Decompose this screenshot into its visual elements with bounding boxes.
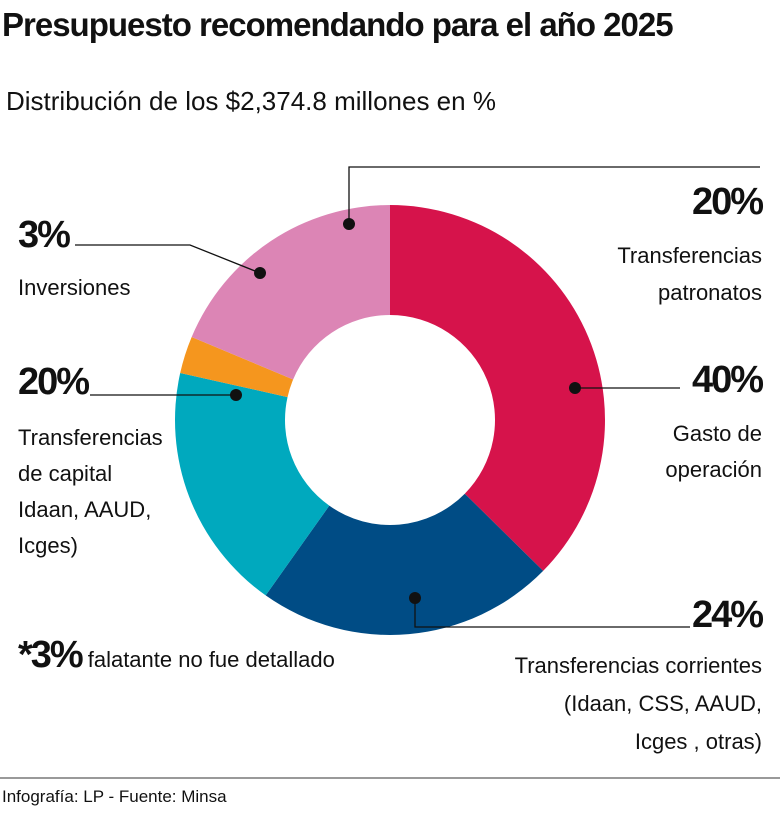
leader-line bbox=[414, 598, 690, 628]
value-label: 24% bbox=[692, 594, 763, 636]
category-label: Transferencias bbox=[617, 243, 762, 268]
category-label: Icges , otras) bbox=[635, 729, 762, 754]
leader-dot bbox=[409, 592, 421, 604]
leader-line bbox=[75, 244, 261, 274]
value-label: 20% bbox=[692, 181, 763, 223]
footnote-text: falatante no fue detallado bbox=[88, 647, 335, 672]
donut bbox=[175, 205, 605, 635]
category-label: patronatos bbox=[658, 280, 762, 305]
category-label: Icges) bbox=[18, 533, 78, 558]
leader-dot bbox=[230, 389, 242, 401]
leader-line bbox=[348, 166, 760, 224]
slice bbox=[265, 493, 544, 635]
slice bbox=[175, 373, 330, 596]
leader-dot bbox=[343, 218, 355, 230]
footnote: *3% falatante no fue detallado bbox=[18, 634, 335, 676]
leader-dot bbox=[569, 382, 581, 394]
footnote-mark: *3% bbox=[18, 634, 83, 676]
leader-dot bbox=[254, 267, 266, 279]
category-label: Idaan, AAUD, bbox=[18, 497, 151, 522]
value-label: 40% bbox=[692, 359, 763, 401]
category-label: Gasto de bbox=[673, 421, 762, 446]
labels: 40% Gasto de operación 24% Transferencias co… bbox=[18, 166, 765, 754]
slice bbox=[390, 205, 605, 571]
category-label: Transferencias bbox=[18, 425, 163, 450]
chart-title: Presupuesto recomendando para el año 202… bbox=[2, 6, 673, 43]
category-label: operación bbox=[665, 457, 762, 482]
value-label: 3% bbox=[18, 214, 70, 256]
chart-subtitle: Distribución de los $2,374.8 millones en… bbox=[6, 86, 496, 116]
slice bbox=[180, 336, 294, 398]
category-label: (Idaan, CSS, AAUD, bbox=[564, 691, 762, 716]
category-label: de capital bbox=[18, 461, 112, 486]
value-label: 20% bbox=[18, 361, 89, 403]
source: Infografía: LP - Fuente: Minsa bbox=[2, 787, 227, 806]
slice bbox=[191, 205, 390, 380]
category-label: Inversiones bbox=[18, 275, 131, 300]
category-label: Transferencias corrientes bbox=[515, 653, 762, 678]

• • • • •

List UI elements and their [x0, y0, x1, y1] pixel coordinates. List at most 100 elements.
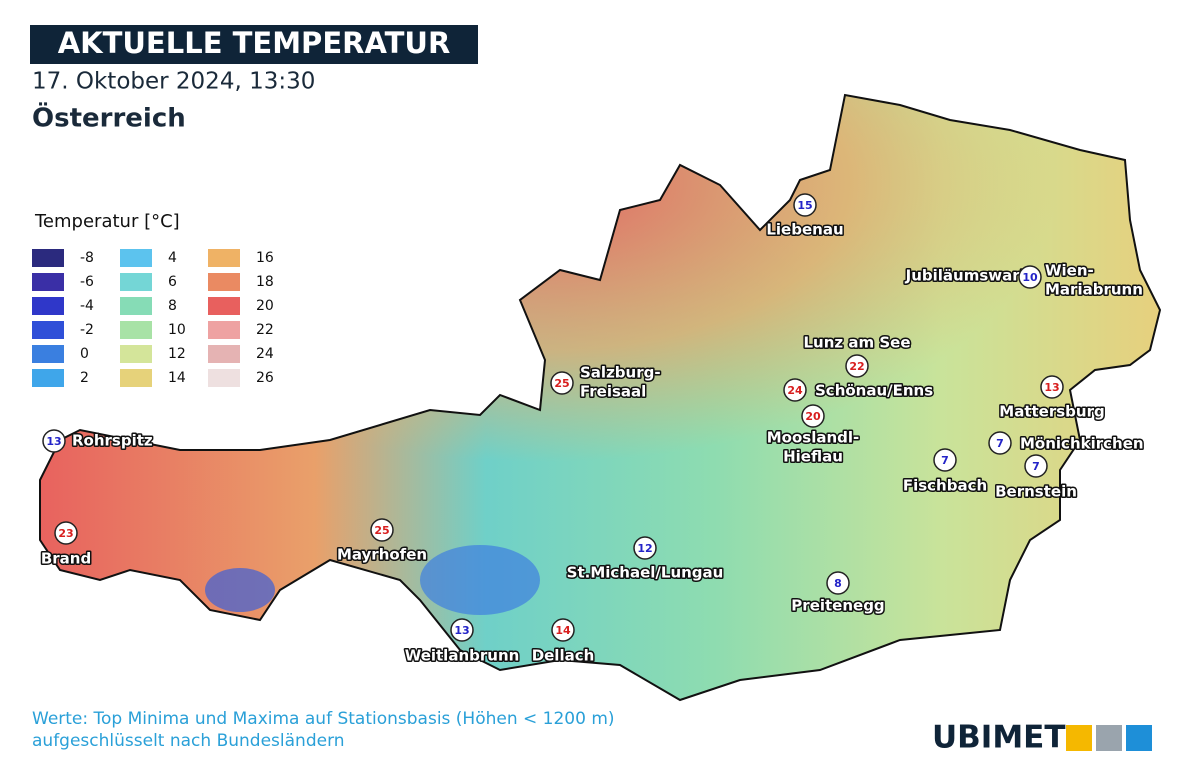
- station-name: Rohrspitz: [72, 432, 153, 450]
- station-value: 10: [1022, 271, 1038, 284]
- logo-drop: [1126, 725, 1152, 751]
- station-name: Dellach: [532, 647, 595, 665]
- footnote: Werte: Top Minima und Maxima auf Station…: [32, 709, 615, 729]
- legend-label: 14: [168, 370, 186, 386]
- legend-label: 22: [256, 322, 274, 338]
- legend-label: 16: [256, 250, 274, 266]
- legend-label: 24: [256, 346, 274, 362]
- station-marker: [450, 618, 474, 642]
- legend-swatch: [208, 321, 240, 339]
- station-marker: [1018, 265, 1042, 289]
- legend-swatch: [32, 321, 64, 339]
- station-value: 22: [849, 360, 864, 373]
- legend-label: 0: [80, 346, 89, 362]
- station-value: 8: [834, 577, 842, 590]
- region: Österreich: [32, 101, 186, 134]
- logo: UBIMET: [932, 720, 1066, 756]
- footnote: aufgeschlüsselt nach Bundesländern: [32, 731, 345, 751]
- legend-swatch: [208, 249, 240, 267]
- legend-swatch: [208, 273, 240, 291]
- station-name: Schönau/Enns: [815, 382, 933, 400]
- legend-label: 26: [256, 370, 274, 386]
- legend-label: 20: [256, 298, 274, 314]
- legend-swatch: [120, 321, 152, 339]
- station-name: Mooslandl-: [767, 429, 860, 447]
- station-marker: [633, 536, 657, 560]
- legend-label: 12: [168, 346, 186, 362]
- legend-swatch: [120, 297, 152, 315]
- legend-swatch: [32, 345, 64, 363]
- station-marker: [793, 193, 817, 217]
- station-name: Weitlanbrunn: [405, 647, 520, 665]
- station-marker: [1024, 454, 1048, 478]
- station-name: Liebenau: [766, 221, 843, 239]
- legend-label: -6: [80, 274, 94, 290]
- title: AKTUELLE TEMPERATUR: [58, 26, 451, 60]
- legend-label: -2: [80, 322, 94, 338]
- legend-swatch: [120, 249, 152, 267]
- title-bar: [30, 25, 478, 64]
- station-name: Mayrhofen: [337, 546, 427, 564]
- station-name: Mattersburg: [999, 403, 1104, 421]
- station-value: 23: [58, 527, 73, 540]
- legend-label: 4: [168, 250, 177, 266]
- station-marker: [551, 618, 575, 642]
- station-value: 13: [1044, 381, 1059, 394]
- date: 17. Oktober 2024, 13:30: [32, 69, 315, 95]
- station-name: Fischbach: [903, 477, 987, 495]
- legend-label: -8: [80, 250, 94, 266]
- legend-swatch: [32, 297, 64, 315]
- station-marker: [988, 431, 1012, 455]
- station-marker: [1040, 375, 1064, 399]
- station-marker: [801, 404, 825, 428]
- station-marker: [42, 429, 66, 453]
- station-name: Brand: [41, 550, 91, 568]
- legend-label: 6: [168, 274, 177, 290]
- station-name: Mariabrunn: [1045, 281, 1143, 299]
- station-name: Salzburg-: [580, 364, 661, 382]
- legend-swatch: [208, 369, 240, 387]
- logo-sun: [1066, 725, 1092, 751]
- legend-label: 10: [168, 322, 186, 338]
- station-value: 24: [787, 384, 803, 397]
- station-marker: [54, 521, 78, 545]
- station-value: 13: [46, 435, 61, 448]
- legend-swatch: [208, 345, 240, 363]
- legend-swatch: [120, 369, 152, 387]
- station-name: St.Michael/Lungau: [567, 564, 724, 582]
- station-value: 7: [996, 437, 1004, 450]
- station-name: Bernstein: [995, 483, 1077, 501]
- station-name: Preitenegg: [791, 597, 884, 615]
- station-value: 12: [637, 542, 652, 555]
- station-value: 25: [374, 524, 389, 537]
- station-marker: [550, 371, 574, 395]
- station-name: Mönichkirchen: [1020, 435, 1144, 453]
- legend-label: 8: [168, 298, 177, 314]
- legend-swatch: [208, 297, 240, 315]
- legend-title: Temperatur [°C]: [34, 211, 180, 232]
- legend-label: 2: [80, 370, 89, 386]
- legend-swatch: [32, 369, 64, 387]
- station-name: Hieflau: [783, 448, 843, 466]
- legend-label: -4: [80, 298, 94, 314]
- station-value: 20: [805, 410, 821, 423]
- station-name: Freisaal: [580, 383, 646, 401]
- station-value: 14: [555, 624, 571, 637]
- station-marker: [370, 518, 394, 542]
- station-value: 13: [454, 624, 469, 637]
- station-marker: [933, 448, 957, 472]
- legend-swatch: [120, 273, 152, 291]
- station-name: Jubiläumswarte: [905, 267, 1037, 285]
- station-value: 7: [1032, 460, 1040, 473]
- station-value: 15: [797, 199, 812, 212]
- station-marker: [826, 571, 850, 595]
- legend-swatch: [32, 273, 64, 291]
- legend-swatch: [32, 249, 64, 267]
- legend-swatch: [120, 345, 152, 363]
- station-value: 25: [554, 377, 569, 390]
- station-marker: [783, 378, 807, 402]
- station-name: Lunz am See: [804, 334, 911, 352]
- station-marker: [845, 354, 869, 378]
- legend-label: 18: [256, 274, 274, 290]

• • • • •

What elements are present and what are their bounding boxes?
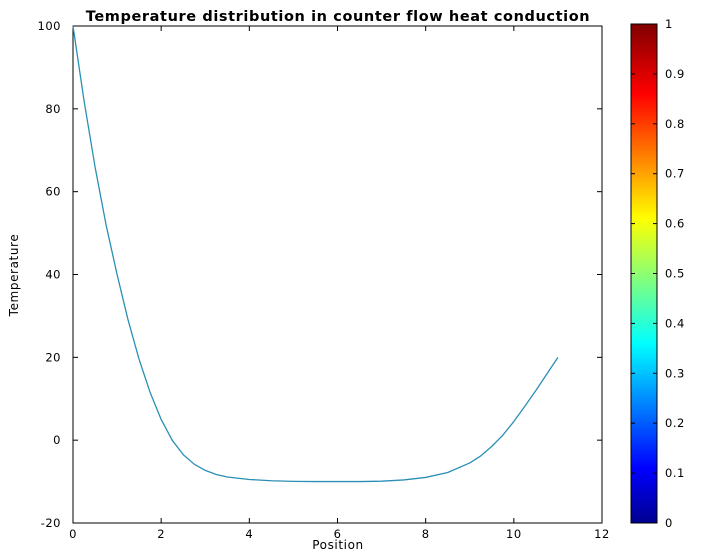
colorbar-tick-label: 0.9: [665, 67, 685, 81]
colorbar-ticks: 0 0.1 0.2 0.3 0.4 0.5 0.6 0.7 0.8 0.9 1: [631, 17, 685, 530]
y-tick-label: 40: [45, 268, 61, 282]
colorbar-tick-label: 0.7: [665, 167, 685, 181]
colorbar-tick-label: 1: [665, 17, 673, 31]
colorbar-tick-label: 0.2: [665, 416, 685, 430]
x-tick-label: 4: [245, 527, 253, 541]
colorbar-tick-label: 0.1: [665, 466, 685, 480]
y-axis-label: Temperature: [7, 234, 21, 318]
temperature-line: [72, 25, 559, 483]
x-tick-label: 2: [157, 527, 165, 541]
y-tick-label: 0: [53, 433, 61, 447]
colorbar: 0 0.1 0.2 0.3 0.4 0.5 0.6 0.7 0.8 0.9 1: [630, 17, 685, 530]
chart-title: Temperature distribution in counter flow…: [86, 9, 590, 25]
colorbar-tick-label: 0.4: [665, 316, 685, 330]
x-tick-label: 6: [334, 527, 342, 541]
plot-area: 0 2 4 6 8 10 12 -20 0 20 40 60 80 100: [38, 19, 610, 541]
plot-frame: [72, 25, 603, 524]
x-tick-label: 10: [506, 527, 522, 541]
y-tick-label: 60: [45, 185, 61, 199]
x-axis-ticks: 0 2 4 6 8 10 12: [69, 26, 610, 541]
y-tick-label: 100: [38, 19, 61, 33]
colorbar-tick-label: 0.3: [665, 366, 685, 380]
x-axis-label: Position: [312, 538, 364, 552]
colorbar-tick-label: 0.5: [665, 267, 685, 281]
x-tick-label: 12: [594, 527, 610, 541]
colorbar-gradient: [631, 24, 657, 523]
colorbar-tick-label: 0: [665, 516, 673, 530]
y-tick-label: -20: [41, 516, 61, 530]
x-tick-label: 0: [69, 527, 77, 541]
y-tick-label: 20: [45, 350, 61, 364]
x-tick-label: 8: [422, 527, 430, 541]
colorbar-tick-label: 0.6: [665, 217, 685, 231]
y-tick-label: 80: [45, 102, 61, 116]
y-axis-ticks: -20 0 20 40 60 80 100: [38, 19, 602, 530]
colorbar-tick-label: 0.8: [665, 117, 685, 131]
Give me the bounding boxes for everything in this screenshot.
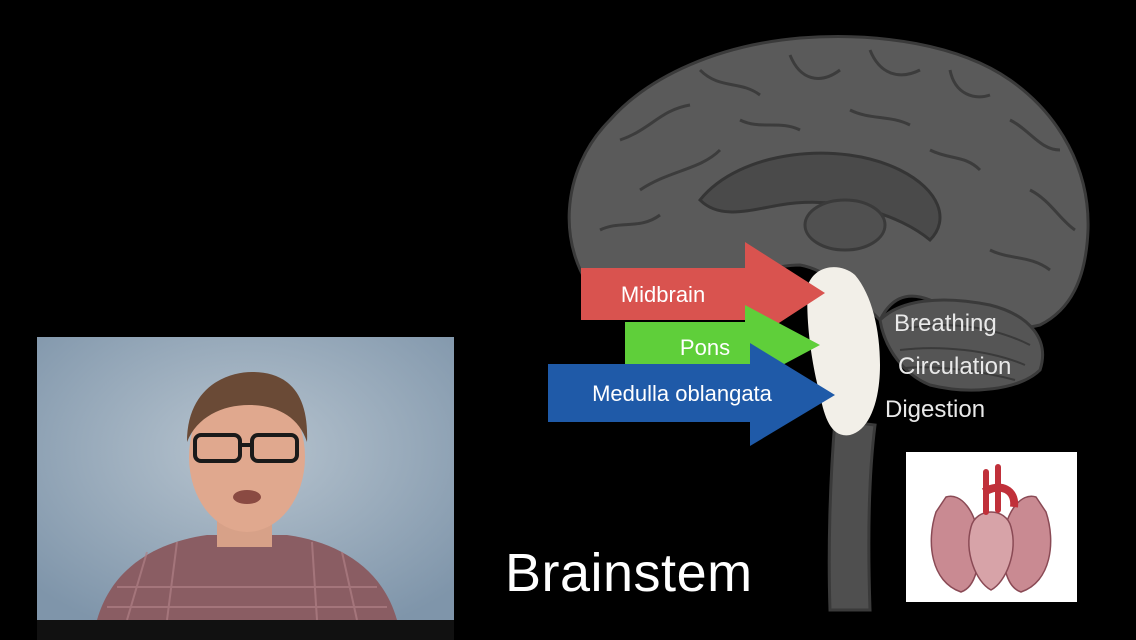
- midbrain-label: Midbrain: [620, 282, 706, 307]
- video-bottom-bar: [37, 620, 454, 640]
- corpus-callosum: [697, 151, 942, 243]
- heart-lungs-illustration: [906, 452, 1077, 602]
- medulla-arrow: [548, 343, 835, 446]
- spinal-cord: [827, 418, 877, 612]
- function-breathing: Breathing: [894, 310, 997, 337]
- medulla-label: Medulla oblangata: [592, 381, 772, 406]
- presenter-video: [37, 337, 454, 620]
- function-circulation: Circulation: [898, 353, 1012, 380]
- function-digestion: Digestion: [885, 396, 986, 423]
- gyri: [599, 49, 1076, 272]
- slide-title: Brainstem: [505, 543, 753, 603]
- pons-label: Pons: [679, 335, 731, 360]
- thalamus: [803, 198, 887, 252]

• • • • •

What the exercise asks »
Starting at the line that contains "leader-line bbox=[414, 598, 690, 628]" and ending after the line that contains "footnote-text: falatante no", render those lines of the first listing as a numbered list, skipping any blank lines.

Full solution »
1. leader-line bbox=[414, 598, 690, 628]
2. value-label: 24% bbox=[692, 594, 763, 636]
3. category-label: Transferencias bbox=[617, 243, 762, 268]
4. category-label: Icges , otras) bbox=[635, 729, 762, 754]
5. leader-dot bbox=[409, 592, 421, 604]
6. leader-line bbox=[75, 244, 261, 274]
7. value-label: 20% bbox=[692, 181, 763, 223]
8. footnote-text: falatante no fue detallado bbox=[88, 647, 335, 672]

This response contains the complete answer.